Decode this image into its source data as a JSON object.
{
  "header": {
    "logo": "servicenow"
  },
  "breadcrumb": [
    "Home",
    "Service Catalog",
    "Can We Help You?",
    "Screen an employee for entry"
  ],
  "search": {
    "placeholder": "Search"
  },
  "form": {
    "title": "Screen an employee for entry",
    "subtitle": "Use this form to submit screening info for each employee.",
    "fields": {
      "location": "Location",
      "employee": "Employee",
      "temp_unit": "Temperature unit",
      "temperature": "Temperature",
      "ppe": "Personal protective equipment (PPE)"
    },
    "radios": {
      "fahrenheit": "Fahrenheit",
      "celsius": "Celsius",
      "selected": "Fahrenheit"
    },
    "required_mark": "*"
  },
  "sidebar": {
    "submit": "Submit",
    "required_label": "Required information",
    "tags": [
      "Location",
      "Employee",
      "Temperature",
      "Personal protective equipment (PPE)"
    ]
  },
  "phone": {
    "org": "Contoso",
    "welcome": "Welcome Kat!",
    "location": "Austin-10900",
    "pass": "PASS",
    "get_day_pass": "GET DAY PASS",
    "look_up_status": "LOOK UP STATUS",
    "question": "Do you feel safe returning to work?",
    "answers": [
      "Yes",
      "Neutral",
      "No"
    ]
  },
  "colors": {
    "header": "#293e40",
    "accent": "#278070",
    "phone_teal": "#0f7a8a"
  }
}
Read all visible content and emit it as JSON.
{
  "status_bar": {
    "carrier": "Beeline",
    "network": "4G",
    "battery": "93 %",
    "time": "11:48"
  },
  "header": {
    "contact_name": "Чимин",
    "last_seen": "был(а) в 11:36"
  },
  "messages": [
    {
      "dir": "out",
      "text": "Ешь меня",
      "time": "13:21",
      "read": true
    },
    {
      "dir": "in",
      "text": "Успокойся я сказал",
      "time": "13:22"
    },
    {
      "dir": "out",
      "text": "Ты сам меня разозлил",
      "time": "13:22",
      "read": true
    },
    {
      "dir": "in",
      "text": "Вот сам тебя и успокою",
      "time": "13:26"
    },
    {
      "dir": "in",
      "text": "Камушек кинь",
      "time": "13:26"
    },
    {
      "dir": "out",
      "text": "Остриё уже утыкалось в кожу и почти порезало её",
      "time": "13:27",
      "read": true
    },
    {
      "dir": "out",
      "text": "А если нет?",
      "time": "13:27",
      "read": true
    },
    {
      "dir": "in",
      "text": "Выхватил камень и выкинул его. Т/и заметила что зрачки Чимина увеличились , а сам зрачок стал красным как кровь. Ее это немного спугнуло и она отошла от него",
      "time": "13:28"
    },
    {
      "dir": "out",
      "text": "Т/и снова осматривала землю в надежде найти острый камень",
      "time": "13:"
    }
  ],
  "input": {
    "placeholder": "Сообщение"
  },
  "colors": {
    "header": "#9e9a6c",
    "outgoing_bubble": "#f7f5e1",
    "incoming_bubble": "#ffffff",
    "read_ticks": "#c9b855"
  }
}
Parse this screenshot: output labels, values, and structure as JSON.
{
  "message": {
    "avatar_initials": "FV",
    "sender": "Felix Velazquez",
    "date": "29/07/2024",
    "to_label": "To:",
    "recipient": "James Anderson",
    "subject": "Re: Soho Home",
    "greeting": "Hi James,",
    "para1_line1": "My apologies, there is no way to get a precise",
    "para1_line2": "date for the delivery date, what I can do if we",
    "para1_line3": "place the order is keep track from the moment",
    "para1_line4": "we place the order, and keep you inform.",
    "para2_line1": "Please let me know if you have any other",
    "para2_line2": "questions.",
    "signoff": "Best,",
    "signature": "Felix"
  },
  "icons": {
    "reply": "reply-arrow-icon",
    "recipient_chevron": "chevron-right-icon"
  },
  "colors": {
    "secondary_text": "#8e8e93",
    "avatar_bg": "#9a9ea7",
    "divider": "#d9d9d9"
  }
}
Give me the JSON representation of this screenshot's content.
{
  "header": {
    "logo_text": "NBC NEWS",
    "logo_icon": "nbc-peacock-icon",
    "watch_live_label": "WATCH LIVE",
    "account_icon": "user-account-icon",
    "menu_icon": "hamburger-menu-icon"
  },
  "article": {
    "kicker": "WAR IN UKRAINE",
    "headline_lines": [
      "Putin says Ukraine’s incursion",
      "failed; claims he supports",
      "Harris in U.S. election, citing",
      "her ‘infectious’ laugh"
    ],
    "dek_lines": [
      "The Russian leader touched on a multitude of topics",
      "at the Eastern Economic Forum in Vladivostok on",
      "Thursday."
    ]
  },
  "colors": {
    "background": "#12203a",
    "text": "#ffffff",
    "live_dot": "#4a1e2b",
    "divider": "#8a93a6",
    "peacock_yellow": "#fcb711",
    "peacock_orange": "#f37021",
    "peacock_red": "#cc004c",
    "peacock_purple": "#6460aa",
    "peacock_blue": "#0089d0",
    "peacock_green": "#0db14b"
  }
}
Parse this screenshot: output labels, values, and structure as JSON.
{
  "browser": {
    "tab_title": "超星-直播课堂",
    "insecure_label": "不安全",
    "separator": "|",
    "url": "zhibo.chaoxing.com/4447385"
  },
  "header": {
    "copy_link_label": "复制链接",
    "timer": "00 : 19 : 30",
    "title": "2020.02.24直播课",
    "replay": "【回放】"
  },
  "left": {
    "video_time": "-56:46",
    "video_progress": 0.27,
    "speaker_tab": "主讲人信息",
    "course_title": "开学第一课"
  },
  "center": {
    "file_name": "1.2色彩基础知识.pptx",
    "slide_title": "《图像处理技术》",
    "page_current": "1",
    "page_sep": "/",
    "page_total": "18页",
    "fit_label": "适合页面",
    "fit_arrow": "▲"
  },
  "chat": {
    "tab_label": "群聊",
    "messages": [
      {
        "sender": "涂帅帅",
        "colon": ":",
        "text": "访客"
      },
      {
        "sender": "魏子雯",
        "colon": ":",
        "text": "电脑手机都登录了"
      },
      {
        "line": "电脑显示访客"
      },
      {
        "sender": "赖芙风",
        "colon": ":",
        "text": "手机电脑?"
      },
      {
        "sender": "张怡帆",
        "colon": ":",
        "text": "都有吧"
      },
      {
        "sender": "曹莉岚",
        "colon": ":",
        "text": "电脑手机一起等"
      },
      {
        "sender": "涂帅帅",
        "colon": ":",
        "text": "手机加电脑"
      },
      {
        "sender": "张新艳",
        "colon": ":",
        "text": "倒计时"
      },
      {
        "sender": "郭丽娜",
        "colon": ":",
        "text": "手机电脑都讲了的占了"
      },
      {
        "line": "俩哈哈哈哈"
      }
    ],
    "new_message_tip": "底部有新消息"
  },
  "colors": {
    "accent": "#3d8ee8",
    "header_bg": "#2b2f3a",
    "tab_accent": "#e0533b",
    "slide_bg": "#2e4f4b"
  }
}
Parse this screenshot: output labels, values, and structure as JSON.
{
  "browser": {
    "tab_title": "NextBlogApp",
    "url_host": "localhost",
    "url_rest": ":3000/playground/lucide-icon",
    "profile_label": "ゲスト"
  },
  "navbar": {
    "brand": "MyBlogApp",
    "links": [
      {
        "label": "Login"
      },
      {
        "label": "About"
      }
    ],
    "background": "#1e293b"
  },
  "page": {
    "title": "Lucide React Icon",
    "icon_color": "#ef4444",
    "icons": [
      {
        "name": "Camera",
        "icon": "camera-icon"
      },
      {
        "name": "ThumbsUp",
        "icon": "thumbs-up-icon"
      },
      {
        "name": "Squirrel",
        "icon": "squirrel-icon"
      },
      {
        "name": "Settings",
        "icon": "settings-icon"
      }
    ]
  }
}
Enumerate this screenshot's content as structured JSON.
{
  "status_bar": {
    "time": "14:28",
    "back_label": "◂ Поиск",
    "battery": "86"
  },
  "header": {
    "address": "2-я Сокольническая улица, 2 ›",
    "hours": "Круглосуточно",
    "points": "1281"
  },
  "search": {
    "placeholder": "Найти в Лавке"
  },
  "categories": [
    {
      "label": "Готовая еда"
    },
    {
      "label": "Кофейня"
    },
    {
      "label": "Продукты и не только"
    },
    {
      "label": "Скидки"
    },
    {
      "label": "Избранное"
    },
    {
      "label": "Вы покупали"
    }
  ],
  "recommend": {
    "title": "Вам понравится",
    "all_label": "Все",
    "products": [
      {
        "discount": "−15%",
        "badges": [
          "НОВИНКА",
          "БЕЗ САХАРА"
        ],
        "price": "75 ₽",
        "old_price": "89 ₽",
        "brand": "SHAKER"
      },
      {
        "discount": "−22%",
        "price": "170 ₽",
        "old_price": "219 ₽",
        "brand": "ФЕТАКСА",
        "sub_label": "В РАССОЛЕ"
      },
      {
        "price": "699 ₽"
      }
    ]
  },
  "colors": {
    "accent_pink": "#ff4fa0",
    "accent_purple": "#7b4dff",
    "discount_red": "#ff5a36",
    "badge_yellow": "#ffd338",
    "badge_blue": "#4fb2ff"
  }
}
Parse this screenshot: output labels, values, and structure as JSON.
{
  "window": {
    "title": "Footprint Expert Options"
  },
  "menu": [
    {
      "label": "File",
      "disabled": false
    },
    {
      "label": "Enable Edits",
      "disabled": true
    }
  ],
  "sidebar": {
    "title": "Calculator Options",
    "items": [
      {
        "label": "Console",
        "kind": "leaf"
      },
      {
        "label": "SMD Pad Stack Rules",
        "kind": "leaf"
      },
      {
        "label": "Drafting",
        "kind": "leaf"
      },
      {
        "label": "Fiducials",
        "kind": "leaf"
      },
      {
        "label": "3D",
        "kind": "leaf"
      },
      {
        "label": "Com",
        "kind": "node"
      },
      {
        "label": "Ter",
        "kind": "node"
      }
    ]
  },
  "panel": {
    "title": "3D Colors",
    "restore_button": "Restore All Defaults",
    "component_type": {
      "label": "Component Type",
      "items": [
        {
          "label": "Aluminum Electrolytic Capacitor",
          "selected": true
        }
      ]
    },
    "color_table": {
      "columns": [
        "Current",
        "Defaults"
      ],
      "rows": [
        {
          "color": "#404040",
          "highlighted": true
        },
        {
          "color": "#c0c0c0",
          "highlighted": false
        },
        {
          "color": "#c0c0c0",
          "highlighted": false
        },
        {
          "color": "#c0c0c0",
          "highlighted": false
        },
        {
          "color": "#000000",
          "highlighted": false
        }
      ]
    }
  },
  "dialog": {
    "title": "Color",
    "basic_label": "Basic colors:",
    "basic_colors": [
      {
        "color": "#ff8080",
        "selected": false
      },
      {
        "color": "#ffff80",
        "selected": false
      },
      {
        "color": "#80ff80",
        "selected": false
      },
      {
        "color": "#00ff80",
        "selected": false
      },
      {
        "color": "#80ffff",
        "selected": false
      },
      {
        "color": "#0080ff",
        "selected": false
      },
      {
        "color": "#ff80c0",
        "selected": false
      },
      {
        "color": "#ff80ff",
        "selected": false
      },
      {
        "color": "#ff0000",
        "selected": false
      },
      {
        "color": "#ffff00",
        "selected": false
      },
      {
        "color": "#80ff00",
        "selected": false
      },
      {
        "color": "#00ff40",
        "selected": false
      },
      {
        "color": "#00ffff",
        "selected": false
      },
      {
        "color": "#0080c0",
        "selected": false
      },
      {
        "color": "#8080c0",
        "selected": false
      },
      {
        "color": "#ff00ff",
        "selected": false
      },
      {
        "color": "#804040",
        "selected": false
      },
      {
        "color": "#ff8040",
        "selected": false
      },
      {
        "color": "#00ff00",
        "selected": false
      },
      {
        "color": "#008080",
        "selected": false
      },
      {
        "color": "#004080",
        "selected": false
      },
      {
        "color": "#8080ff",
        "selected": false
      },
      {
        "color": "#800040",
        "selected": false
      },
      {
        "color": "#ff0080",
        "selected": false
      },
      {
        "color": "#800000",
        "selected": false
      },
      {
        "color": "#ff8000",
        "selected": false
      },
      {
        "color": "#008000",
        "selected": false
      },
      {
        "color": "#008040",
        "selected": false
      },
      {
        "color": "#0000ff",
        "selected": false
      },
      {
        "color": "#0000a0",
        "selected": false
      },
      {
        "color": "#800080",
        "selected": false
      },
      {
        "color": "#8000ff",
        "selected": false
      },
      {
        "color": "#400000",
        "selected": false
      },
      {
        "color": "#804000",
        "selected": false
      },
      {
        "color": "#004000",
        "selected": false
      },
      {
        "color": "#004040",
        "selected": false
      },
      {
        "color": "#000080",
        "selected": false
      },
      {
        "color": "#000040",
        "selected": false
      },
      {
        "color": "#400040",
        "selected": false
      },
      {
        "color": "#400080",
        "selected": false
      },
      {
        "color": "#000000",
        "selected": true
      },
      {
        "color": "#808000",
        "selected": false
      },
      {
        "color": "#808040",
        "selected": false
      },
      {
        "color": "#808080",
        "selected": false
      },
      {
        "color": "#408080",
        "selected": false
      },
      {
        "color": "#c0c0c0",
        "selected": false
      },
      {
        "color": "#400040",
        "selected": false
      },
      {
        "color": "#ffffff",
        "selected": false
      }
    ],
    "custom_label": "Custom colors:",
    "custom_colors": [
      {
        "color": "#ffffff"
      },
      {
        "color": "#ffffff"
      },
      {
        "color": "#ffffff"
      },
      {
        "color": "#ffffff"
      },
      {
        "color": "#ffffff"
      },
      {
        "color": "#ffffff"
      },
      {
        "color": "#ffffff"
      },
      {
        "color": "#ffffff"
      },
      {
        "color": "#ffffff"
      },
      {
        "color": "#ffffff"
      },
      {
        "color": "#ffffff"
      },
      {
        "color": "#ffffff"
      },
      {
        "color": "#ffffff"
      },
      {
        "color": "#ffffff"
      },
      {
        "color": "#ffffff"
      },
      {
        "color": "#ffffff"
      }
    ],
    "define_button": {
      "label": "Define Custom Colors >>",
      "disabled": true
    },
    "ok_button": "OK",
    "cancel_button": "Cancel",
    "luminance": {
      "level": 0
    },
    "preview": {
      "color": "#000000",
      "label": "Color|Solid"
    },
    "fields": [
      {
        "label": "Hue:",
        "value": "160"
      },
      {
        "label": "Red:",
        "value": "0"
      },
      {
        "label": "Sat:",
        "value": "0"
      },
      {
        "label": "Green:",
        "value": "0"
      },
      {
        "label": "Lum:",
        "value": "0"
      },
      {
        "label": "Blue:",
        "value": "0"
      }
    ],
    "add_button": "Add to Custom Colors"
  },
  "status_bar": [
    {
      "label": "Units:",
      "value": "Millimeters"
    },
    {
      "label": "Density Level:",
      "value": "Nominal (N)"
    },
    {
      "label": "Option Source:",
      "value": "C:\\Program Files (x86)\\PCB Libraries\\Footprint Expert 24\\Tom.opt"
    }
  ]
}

+--

→ **To do**
Search the data for the word "equipment" and copy each line where it appears.

→ **Reply to the task**
      "ppe": "Personal protective equipment (PPE)"
      "Personal protective equipment (PPE)"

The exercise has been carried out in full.